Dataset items
— begin —
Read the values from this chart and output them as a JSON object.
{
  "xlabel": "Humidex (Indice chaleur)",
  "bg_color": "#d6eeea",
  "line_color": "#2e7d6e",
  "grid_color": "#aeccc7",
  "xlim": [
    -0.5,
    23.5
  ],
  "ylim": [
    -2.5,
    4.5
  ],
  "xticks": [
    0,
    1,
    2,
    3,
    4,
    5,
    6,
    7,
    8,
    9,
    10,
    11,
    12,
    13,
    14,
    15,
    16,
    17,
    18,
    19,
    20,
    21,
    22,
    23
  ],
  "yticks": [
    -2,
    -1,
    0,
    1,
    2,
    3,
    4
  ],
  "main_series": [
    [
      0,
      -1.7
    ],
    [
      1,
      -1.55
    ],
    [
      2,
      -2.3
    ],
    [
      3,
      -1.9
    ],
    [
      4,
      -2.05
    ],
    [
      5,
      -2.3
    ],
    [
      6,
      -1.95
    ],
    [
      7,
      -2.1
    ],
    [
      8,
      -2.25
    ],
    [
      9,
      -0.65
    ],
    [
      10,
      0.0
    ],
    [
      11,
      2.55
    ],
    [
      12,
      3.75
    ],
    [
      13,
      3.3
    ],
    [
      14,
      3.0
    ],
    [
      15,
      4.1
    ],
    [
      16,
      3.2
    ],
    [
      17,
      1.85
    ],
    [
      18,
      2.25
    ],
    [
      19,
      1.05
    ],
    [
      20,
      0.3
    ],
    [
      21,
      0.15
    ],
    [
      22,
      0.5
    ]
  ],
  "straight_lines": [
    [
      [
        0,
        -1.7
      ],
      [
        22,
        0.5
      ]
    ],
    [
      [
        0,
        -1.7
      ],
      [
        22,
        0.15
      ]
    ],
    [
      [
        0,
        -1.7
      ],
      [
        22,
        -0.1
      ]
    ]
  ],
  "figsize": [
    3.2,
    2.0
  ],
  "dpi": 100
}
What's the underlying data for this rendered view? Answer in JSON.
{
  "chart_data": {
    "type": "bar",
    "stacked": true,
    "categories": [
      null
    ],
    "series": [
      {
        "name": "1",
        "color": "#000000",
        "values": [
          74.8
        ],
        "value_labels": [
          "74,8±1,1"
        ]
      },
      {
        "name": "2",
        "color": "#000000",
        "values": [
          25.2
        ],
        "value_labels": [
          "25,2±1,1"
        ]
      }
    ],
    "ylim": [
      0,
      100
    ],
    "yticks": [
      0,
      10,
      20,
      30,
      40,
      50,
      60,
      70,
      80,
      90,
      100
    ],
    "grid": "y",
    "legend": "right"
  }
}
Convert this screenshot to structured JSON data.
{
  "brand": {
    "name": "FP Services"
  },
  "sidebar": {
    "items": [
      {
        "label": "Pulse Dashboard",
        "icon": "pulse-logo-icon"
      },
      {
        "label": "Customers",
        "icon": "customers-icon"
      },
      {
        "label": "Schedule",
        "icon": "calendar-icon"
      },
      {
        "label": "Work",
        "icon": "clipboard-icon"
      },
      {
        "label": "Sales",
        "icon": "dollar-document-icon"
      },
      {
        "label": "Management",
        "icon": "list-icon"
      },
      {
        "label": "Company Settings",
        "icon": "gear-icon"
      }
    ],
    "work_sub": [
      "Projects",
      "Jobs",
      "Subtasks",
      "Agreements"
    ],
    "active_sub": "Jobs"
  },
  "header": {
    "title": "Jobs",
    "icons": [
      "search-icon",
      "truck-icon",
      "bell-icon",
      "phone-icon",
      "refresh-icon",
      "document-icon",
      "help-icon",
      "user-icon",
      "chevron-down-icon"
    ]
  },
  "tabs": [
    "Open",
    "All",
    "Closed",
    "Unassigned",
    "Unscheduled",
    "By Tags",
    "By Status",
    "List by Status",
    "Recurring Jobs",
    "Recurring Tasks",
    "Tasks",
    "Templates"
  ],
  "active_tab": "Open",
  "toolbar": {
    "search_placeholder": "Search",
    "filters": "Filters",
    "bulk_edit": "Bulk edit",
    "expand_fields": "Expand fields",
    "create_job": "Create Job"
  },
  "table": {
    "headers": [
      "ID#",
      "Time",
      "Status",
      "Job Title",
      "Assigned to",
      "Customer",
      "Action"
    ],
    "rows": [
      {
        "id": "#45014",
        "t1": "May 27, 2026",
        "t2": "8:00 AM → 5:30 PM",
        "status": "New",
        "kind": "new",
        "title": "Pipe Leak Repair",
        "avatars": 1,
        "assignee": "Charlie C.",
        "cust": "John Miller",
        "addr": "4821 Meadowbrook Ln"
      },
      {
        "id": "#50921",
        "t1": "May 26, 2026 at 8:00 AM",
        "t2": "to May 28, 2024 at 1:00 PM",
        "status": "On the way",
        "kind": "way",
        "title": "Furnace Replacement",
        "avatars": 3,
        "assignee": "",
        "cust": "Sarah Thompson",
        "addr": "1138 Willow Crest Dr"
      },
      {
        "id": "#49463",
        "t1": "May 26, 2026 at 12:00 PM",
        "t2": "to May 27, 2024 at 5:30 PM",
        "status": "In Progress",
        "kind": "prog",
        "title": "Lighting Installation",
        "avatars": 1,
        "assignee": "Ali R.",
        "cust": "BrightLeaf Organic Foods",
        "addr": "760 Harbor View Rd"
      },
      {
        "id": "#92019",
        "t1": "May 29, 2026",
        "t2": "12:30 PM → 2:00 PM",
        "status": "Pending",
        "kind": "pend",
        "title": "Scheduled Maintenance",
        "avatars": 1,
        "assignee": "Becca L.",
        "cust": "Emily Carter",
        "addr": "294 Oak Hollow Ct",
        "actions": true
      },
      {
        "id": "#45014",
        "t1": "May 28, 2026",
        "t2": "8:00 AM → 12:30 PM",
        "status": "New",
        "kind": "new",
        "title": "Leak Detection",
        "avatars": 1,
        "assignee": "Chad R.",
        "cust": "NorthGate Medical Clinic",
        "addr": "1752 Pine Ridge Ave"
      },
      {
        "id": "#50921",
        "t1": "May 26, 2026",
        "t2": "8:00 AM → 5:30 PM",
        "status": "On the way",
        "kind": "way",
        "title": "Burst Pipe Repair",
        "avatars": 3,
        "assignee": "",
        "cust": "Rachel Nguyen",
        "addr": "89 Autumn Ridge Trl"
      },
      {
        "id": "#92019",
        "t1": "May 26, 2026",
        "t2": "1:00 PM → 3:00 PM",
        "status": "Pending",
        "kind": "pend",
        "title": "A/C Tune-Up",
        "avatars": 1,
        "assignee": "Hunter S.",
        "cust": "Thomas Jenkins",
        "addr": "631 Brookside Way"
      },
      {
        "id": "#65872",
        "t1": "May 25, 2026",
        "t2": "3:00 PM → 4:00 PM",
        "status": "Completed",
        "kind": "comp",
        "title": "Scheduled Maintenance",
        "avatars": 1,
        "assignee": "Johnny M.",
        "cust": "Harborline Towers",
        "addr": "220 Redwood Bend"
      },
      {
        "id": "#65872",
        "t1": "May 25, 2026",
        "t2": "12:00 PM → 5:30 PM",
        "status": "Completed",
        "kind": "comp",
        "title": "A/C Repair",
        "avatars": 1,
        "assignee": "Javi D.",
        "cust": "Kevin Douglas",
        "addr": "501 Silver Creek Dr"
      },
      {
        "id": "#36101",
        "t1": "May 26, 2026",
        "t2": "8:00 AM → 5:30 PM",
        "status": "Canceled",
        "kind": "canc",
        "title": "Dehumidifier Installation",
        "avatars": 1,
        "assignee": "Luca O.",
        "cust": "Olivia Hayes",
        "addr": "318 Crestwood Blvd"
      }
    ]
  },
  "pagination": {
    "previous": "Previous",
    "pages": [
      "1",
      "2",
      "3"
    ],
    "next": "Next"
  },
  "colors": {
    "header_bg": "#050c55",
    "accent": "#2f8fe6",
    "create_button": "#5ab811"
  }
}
— end —
(Goal of the exercise): Print back all the lines verbatim.

(Result for this task):
Read the values from this chart and output them as a JSON object.
{
  "xlabel": "Humidex (Indice chaleur)",
  "bg_color": "#d6eeea",
  "line_color": "#2e7d6e",
  "grid_color": "#aeccc7",
  "xlim": [
    -0.5,
    23.5
  ],
  "ylim": [
    -2.5,
    4.5
  ],
  "xticks": [
    0,
    1,
    2,
    3,
    4,
    5,
    6,
    7,
    8,
    9,
    10,
    11,
    12,
    13,
    14,
    15,
    16,
    17,
    18,
    19,
    20,
    21,
    22,
    23
  ],
  "yticks": [
    -2,
    -1,
    0,
    1,
    2,
    3,
    4
  ],
  "main_series": [
    [
      0,
      -1.7
    ],
    [
      1,
      -1.55
    ],
    [
      2,
      -2.3
    ],
    [
      3,
      -1.9
    ],
    [
      4,
      -2.05
    ],
    [
      5,
      -2.3
    ],
    [
      6,
      -1.95
    ],
    [
      7,
      -2.1
    ],
    [
      8,
      -2.25
    ],
    [
      9,
      -0.65
    ],
    [
      10,
      0.0
    ],
    [
      11,
      2.55
    ],
    [
      12,
      3.75
    ],
    [
      13,
      3.3
    ],
    [
      14,
      3.0
    ],
    [
      15,
      4.1
    ],
    [
      16,
      3.2
    ],
    [
      17,
      1.85
    ],
    [
      18,
      2.25
    ],
    [
      19,
      1.05
    ],
    [
      20,
      0.3
    ],
    [
      21,
      0.15
    ],
    [
      22,
      0.5
    ]
  ],
  "straight_lines": [
    [
      [
        0,
        -1.7
      ],
      [
        22,
        0.5
      ]
    ],
    [
      [
        0,
        -1.7
      ],
      [
        22,
        0.15
      ]
    ],
    [
      [
        0,
        -1.7
      ],
      [
        22,
        -0.1
      ]
    ]
  ],
  "figsize": [
    3.2,
    2.0
  ],
  "dpi": 100
}
What's the underlying data for this rendered view? Answer in JSON.
{
  "chart_data": {
    "type": "bar",
    "stacked": true,
    "categories": [
      null
    ],
    "series": [
      {
        "name": "1",
        "color": "#000000",
        "values": [
          74.8
        ],
        "value_labels": [
          "74,8±1,1"
        ]
      },
      {
        "name": "2",
        "color": "#000000",
        "values": [
          25.2
        ],
        "value_labels": [
          "25,2±1,1"
        ]
      }
    ],
    "ylim": [
      0,
      100
    ],
    "yticks": [
      0,
      10,
      20,
      30,
      40,
      50,
      60,
      70,
      80,
      90,
      100
    ],
    "grid": "y",
    "legend": "right"
  }
}
Convert this screenshot to structured JSON data.
{
  "brand": {
    "name": "FP Services"
  },
  "sidebar": {
    "items": [
      {
        "label": "Pulse Dashboard",
        "icon": "pulse-logo-icon"
      },
      {
        "label": "Customers",
        "icon": "customers-icon"
      },
      {
        "label": "Schedule",
        "icon": "calendar-icon"
      },
      {
        "label": "Work",
        "icon": "clipboard-icon"
      },
      {
        "label": "Sales",
        "icon": "dollar-document-icon"
      },
      {
        "label": "Management",
        "icon": "list-icon"
      },
      {
        "label": "Company Settings",
        "icon": "gear-icon"
      }
    ],
    "work_sub": [
      "Projects",
      "Jobs",
      "Subtasks",
      "Agreements"
    ],
    "active_sub": "Jobs"
  },
  "header": {
    "title": "Jobs",
    "icons": [
      "search-icon",
      "truck-icon",
      "bell-icon",
      "phone-icon",
      "refresh-icon",
      "document-icon",
      "help-icon",
      "user-icon",
      "chevron-down-icon"
    ]
  },
  "tabs": [
    "Open",
    "All",
    "Closed",
    "Unassigned",
    "Unscheduled",
    "By Tags",
    "By Status",
    "List by Status",
    "Recurring Jobs",
    "Recurring Tasks",
    "Tasks",
    "Templates"
  ],
  "active_tab": "Open",
  "toolbar": {
    "search_placeholder": "Search",
    "filters": "Filters",
    "bulk_edit": "Bulk edit",
    "expand_fields": "Expand fields",
    "create_job": "Create Job"
  },
  "table": {
    "headers": [
      "ID#",
      "Time",
      "Status",
      "Job Title",
      "Assigned to",
      "Customer",
      "Action"
    ],
    "rows": [
      {
        "id": "#45014",
        "t1": "May 27, 2026",
        "t2": "8:00 AM → 5:30 PM",
        "status": "New",
        "kind": "new",
        "title": "Pipe Leak Repair",
        "avatars": 1,
        "assignee": "Charlie C.",
        "cust": "John Miller",
        "addr": "4821 Meadowbrook Ln"
      },
      {
        "id": "#50921",
        "t1": "May 26, 2026 at 8:00 AM",
        "t2": "to May 28, 2024 at 1:00 PM",
        "status": "On the way",
        "kind": "way",
        "title": "Furnace Replacement",
        "avatars": 3,
        "assignee": "",
        "cust": "Sarah Thompson",
        "addr": "1138 Willow Crest Dr"
      },
      {
        "id": "#49463",
        "t1": "May 26, 2026 at 12:00 PM",
        "t2": "to May 27, 2024 at 5:30 PM",
        "status": "In Progress",
        "kind": "prog",
        "title": "Lighting Installation",
        "avatars": 1,
        "assignee": "Ali R.",
        "cust": "BrightLeaf Organic Foods",
        "addr": "760 Harbor View Rd"
      },
      {
        "id": "#92019",
        "t1": "May 29, 2026",
        "t2": "12:30 PM → 2:00 PM",
        "status": "Pending",
        "kind": "pend",
        "title": "Scheduled Maintenance",
        "avatars": 1,
        "assignee": "Becca L.",
        "cust": "Emily Carter",
        "addr": "294 Oak Hollow Ct",
        "actions": true
      },
      {
        "id": "#45014",
        "t1": "May 28, 2026",
        "t2": "8:00 AM → 12:30 PM",
        "status": "New",
        "kind": "new",
        "title": "Leak Detection",
        "avatars": 1,
        "assignee": "Chad R.",
        "cust": "NorthGate Medical Clinic",
        "addr": "1752 Pine Ridge Ave"
      },
      {
        "id": "#50921",
        "t1": "May 26, 2026",
        "t2": "8:00 AM → 5:30 PM",
        "status": "On the way",
        "kind": "way",
        "title": "Burst Pipe Repair",
        "avatars": 3,
        "assignee": "",
        "cust": "Rachel Nguyen",
        "addr": "89 Autumn Ridge Trl"
      },
      {
        "id": "#92019",
        "t1": "May 26, 2026",
        "t2": "1:00 PM → 3:00 PM",
        "status": "Pending",
        "kind": "pend",
        "title": "A/C Tune-Up",
        "avatars": 1,
        "assignee": "Hunter S.",
        "cust": "Thomas Jenkins",
        "addr": "631 Brookside Way"
      },
      {
        "id": "#65872",
        "t1": "May 25, 2026",
        "t2": "3:00 PM → 4:00 PM",
        "status": "Completed",
        "kind": "comp",
        "title": "Scheduled Maintenance",
        "avatars": 1,
        "assignee": "Johnny M.",
        "cust": "Harborline Towers",
        "addr": "220 Redwood Bend"
      },
      {
        "id": "#65872",
        "t1": "May 25, 2026",
        "t2": "12:00 PM → 5:30 PM",
        "status": "Completed",
        "kind": "comp",
        "title": "A/C Repair",
        "avatars": 1,
        "assignee": "Javi D.",
        "cust": "Kevin Douglas",
        "addr": "501 Silver Creek Dr"
      },
      {
        "id": "#36101",
        "t1": "May 26, 2026",
        "t2": "8:00 AM → 5:30 PM",
        "status": "Canceled",
        "kind": "canc",
        "title": "Dehumidifier Installation",
        "avatars": 1,
        "assignee": "Luca O.",
        "cust": "Olivia Hayes",
        "addr": "318 Crestwood Blvd"
      }
    ]
  },
  "pagination": {
    "previous": "Previous",
    "pages": [
      "1",
      "2",
      "3"
    ],
    "next": "Next"
  },
  "colors": {
    "header_bg": "#050c55",
    "accent": "#2f8fe6",
    "create_button": "#5ab811"
  }
}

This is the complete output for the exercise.